__Stored entries__.
## begin
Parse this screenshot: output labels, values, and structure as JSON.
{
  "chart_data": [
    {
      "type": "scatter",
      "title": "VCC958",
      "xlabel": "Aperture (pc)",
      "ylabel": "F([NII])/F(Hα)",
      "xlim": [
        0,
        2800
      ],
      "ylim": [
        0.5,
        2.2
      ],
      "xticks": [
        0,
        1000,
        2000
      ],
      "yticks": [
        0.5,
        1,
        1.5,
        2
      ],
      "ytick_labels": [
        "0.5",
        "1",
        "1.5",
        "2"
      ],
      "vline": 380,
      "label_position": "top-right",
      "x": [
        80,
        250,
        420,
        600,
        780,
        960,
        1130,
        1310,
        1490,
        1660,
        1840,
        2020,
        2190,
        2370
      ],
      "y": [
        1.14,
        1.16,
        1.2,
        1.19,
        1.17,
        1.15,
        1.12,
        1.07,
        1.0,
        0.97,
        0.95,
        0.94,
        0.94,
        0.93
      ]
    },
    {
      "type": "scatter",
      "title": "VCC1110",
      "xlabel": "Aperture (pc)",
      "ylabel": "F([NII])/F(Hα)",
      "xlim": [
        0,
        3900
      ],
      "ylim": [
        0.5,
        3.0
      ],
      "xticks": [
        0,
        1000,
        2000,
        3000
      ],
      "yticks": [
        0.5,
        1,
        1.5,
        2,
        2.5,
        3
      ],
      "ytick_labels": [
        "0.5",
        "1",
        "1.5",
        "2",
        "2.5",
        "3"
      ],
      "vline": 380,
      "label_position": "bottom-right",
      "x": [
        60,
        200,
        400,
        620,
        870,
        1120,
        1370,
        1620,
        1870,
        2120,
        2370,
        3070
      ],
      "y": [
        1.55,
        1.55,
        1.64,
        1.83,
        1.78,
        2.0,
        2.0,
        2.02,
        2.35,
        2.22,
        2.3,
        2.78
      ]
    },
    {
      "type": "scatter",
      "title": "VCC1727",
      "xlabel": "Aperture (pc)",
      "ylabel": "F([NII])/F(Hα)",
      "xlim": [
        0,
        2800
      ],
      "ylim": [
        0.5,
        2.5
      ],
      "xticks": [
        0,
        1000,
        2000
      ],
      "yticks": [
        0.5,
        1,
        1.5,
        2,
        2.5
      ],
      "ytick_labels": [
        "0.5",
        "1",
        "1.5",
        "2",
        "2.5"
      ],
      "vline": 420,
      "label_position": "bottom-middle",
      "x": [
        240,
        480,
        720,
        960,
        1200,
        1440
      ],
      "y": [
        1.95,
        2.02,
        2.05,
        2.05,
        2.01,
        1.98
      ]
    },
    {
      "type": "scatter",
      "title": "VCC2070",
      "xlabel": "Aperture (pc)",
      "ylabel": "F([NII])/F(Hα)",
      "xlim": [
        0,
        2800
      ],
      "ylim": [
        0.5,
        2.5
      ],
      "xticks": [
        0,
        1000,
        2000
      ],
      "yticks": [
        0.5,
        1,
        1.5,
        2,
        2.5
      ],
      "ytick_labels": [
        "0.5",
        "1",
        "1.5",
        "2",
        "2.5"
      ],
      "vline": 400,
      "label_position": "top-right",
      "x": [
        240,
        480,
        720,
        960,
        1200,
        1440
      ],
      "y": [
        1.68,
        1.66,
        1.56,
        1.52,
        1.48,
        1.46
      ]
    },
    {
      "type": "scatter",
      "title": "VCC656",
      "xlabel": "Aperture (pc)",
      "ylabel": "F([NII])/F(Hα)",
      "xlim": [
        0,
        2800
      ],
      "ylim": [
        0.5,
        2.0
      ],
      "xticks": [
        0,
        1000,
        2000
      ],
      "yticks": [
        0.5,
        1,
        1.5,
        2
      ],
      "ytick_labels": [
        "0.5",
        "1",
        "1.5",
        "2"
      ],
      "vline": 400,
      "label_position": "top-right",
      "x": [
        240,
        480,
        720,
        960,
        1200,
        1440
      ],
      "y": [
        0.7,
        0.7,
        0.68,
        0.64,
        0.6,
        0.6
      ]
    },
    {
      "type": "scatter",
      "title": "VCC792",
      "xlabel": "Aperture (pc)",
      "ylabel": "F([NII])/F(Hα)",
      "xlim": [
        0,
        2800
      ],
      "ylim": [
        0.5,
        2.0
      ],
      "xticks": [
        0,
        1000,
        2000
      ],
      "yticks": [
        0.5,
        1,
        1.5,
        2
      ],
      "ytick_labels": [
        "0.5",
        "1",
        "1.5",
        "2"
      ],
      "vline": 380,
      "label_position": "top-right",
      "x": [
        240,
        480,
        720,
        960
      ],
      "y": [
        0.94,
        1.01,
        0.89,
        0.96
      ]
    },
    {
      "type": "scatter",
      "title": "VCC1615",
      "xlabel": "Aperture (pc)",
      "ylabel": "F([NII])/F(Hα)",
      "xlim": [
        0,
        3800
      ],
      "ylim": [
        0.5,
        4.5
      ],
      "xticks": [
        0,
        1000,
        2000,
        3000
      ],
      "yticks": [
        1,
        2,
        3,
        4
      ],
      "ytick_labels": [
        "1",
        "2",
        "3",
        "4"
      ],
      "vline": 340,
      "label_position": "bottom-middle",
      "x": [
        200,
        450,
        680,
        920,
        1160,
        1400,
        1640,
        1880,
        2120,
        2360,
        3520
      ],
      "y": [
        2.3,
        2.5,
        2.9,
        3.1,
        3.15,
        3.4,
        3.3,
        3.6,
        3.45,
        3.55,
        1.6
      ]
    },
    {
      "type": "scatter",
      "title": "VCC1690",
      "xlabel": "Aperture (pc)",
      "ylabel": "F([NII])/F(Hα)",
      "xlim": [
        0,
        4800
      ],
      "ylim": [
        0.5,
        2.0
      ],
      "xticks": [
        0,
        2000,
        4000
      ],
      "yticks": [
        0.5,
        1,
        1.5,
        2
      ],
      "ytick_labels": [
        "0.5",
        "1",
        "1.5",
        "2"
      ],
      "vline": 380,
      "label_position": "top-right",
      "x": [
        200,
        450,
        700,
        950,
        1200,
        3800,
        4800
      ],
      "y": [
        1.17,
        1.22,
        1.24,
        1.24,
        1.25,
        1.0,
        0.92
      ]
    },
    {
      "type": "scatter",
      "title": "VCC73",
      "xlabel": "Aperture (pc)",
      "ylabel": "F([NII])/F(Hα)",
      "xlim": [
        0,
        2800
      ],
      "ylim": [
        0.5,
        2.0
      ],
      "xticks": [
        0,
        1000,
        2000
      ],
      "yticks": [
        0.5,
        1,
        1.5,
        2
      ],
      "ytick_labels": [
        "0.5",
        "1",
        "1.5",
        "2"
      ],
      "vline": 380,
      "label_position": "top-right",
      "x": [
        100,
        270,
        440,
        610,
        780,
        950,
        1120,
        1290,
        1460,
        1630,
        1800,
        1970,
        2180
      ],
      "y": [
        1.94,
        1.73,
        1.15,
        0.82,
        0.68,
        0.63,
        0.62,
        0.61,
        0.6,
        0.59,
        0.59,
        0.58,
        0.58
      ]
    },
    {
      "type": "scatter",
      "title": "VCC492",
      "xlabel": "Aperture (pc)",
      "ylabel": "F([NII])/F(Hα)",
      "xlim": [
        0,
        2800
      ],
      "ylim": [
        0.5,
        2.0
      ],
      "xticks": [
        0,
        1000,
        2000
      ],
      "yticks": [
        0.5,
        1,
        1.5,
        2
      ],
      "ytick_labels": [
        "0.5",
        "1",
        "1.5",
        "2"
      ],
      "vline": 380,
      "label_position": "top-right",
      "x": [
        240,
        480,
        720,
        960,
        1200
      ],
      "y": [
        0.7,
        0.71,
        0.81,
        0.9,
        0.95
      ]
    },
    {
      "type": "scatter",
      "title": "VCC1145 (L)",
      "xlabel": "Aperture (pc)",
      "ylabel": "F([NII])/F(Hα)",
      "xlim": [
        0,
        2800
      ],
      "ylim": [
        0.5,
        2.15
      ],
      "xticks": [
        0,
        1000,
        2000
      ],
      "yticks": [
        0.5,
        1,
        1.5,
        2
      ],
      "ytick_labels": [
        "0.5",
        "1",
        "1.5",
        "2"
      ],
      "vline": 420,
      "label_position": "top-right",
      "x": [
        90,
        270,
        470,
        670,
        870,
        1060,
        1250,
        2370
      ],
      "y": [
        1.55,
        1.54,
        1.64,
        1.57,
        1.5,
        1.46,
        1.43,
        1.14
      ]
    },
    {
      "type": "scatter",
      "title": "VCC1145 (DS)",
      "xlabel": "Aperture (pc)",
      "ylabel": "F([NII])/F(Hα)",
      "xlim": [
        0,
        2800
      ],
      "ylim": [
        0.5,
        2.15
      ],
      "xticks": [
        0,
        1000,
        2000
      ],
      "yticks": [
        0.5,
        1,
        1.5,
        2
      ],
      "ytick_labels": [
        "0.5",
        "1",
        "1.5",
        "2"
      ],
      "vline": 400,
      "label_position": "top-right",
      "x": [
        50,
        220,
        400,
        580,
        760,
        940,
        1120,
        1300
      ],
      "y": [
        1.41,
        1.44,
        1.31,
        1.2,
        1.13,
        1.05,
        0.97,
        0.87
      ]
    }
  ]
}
## end
__Task goal__. Go through the entries above and copy every line containing "title".

__Solution to the problem__.
      "title": "VCC958",
      "title": "VCC1110",
      "title": "VCC1727",
      "title": "VCC2070",
      "title": "VCC656",
      "title": "VCC792",
      "title": "VCC1615",
      "title": "VCC1690",
      "title": "VCC73",
      "title": "VCC492",
      "title": "VCC1145 (L)",
      "title": "VCC1145 (DS)",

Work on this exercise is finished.